* [Aim of the exercise]:
Pictures excluded, retype the lines from the one containing "Enumerate this screenshot's" through the last line of the data below, both included.

* [Records shown]:
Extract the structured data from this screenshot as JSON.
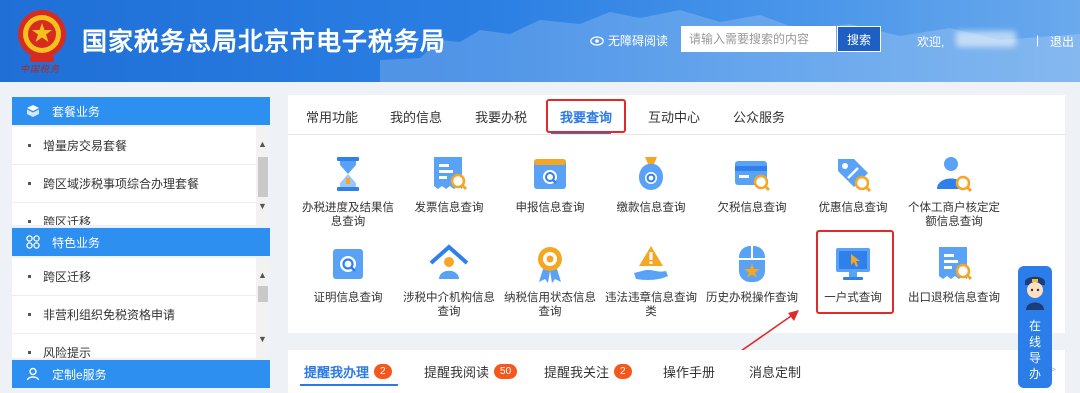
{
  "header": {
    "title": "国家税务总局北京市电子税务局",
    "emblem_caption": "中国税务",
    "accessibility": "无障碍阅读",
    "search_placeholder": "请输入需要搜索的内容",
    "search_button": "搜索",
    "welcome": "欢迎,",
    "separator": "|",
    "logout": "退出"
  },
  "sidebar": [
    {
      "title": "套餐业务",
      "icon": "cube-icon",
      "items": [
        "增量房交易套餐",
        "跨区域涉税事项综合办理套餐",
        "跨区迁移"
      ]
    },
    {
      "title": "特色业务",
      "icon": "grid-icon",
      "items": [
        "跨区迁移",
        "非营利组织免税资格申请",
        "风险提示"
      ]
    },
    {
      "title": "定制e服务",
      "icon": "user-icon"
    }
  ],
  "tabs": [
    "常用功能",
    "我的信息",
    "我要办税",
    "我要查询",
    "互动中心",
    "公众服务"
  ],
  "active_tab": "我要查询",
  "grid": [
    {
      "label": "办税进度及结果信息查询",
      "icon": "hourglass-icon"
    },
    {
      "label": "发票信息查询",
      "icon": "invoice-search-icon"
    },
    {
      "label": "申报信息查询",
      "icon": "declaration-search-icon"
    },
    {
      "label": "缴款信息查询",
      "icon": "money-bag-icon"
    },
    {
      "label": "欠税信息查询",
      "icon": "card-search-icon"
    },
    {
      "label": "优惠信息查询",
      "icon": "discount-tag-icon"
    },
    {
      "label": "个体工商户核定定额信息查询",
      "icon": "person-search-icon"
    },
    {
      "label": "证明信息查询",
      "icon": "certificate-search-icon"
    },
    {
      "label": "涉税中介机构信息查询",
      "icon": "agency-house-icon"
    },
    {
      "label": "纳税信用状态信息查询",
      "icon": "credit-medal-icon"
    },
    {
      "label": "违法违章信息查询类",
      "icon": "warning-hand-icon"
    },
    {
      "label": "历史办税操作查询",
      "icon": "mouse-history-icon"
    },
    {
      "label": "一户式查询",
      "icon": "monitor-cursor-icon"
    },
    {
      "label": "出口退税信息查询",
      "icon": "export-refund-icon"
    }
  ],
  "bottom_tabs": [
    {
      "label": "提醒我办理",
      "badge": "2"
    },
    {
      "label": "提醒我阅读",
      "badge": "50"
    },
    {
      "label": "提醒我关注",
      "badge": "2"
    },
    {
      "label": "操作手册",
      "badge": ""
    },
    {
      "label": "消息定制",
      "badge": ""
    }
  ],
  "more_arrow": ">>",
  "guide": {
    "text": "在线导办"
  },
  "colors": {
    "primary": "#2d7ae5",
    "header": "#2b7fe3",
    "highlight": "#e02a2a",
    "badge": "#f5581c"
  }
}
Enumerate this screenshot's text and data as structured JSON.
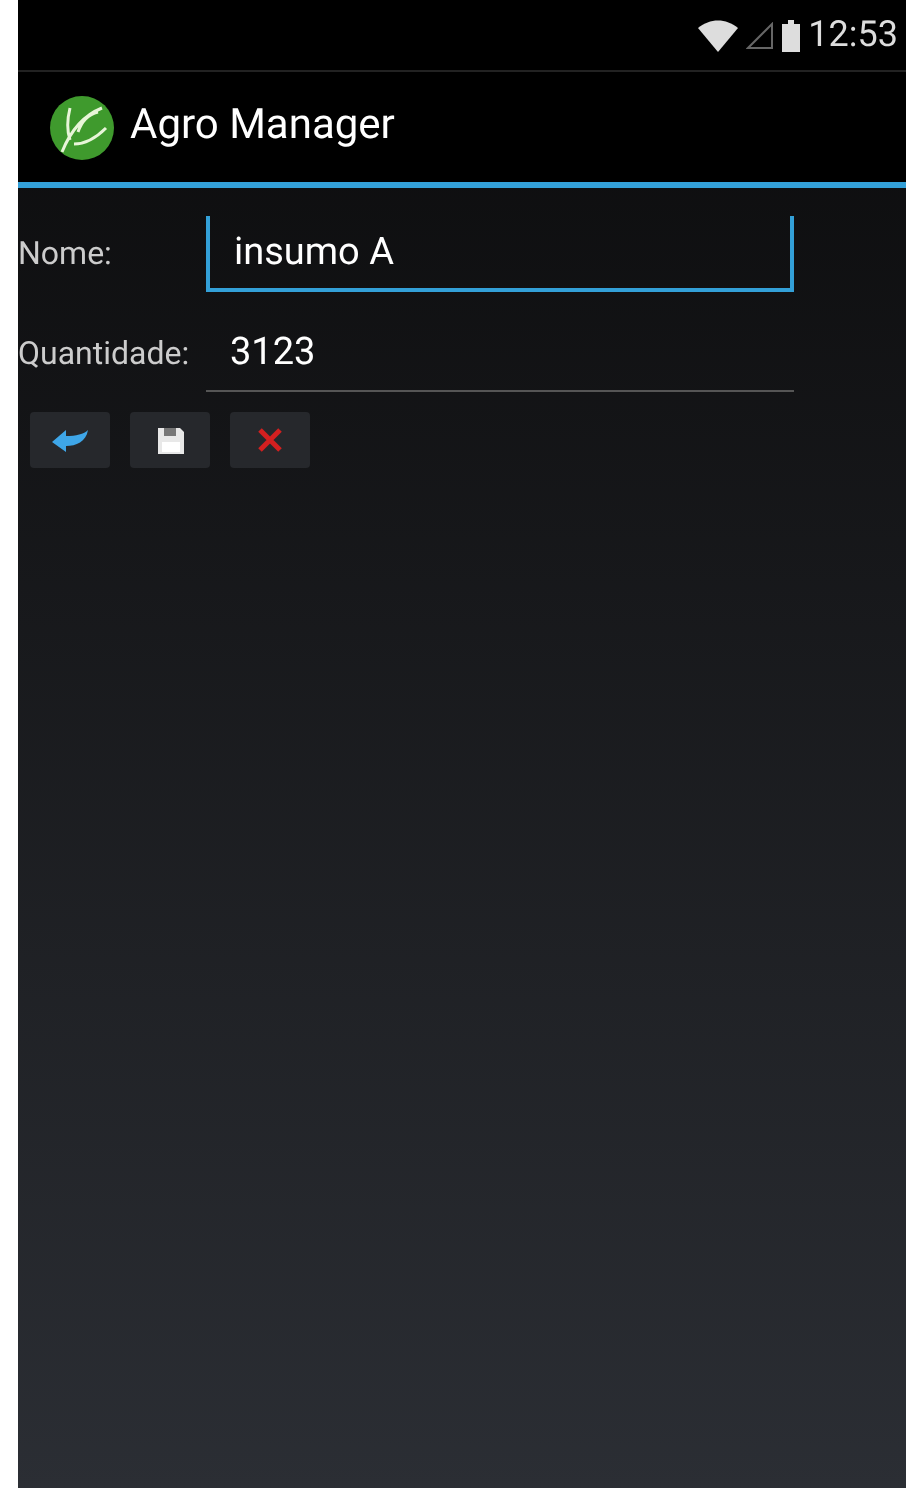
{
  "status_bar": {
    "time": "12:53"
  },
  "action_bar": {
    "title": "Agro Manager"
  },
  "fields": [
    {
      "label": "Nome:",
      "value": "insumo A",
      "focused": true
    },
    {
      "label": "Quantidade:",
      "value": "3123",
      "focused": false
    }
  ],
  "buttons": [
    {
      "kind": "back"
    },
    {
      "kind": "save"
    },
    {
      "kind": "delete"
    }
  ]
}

* [Correct answer]:
Enumerate this screenshot's text and data as structured JSON.
{
  "status_bar": {
    "time": "12:53"
  },
  "action_bar": {
    "title": "Agro Manager"
  },
  "fields": [
    {
      "label": "Nome:",
      "value": "insumo A",
      "focused": true
    },
    {
      "label": "Quantidade:",
      "value": "3123",
      "focused": false
    }
  ],
  "buttons": [
    {
      "kind": "back"
    },
    {
      "kind": "save"
    },
    {
      "kind": "delete"
    }
  ]
}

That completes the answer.